# [TASK DESCRIPTION]
Copy every entry exactly as given, minus the images.

*** RECORDS PROVIDED

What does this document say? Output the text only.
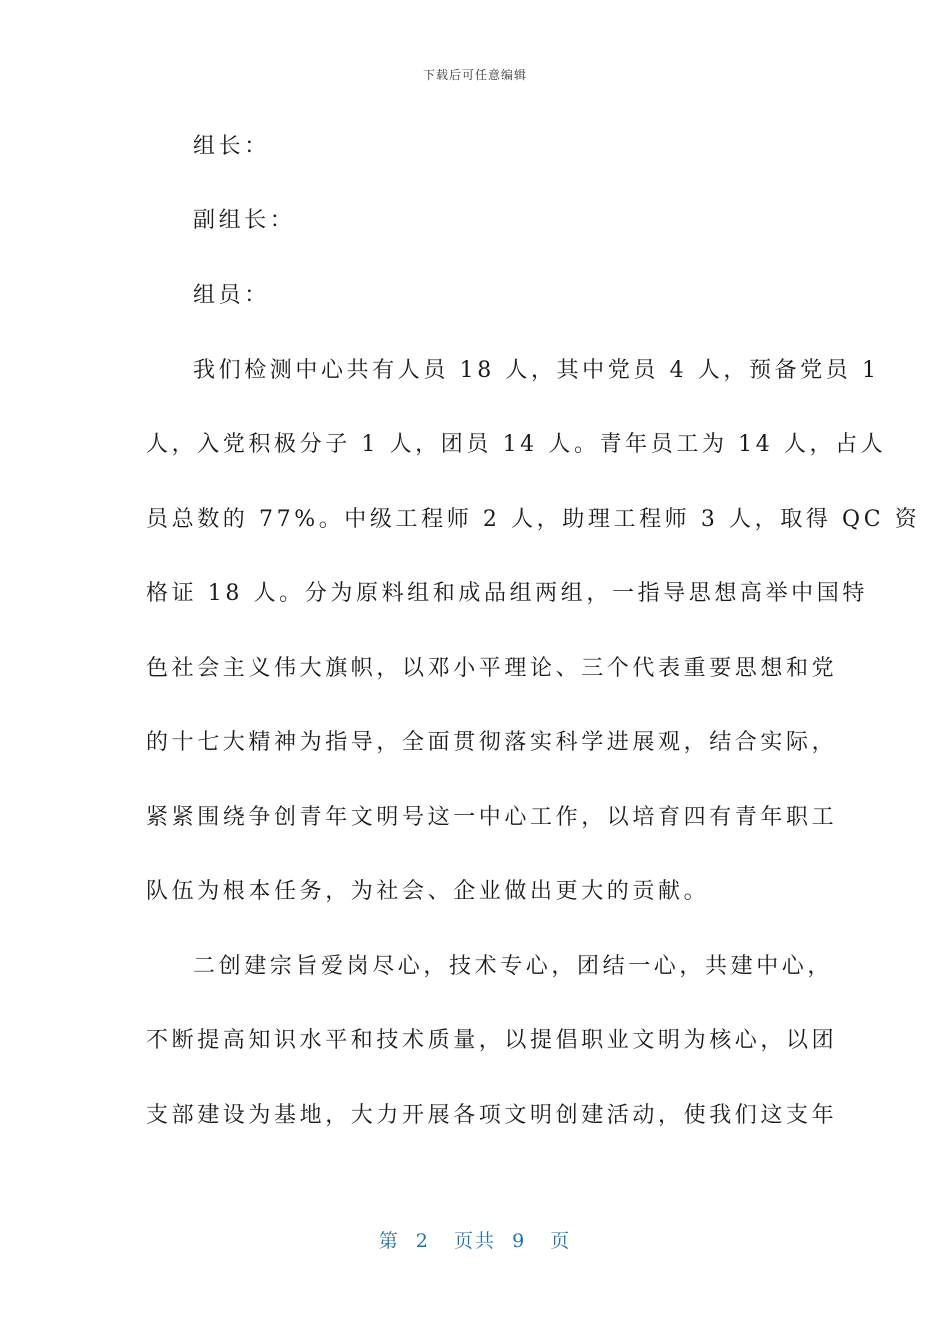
下载后可任意编辑
组长：
副组长：
组员：
我们检测中心共有人员 18 人，其中党员 4 人，预备党员 1
人，入党积极分子 1 人，团员 14 人。青年员工为 14 人，占人
员总数的 77%。中级工程师 2 人，助理工程师 3 人，取得 QC 资
格证 18 人。分为原料组和成品组两组，一指导思想高举中国特
色社会主义伟大旗帜，以邓小平理论、三个代表重要思想和党
的十七大精神为指导，全面贯彻落实科学进展观，结合实际，
紧紧围绕争创青年文明号这一中心工作，以培育四有青年职工
队伍为根本任务，为社会、企业做出更大的贡献。
二创建宗旨爱岗尽心，技术专心，团结一心，共建中心，
不断提高知识水平和技术质量，以提倡职业文明为核心，以团
支部建设为基地，大力开展各项文明创建活动，使我们这支年
第  2   页共  9   页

******

# [EXERCISE RESULT]
What does this document say? Output the text only.
下载后可任意编辑
组长：
副组长：
组员：
我们检测中心共有人员 18 人，其中党员 4 人，预备党员 1
人，入党积极分子 1 人，团员 14 人。青年员工为 14 人，占人
员总数的 77%。中级工程师 2 人，助理工程师 3 人，取得 QC 资
格证 18 人。分为原料组和成品组两组，一指导思想高举中国特
色社会主义伟大旗帜，以邓小平理论、三个代表重要思想和党
的十七大精神为指导，全面贯彻落实科学进展观，结合实际，
紧紧围绕争创青年文明号这一中心工作，以培育四有青年职工
队伍为根本任务，为社会、企业做出更大的贡献。
二创建宗旨爱岗尽心，技术专心，团结一心，共建中心，
不断提高知识水平和技术质量，以提倡职业文明为核心，以团
支部建设为基地，大力开展各项文明创建活动，使我们这支年
第  2   页共  9   页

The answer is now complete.